_Objective_
Convert every line of the records below into a Markdown table with two columns, No. and Text, where No. holds the row number. Omit blank lines.

_Record extracts_
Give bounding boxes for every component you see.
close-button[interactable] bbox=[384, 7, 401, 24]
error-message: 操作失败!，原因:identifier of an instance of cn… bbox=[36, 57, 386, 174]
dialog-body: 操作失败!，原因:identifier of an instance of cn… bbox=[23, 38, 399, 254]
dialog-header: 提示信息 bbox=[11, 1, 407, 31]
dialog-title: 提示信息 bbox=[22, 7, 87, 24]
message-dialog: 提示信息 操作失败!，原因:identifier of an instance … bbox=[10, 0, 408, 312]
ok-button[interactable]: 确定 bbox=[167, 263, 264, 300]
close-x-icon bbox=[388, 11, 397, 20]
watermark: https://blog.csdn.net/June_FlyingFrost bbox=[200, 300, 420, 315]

_Answer below_
| No. | Text |
|---|---|
| 1 | Give bounding boxes for every component you see. |
| 2 | close-button[interactable] bbox=[384, 7, 401, 24] |
| 3 | error-message: 操作失败!，原因:identifier of an instance of cn… bbox=[36, 57, 386, 174] |
| 4 | dialog-body: 操作失败!，原因:identifier of an instance of cn… bbox=[23, 38, 399, 254] |
| 5 | dialog-header: 提示信息 bbox=[11, 1, 407, 31] |
| 6 | dialog-title: 提示信息 bbox=[22, 7, 87, 24] |
| 7 | message-dialog: 提示信息 操作失败!，原因:identifier of an instance … bbox=[10, 0, 408, 312] |
| 8 | ok-button[interactable]: 确定 bbox=[167, 263, 264, 300] |
| 9 | close-x-icon bbox=[388, 11, 397, 20] |
| 10 | watermark: https://blog.csdn.net/June_FlyingFrost bbox=[200, 300, 420, 315] |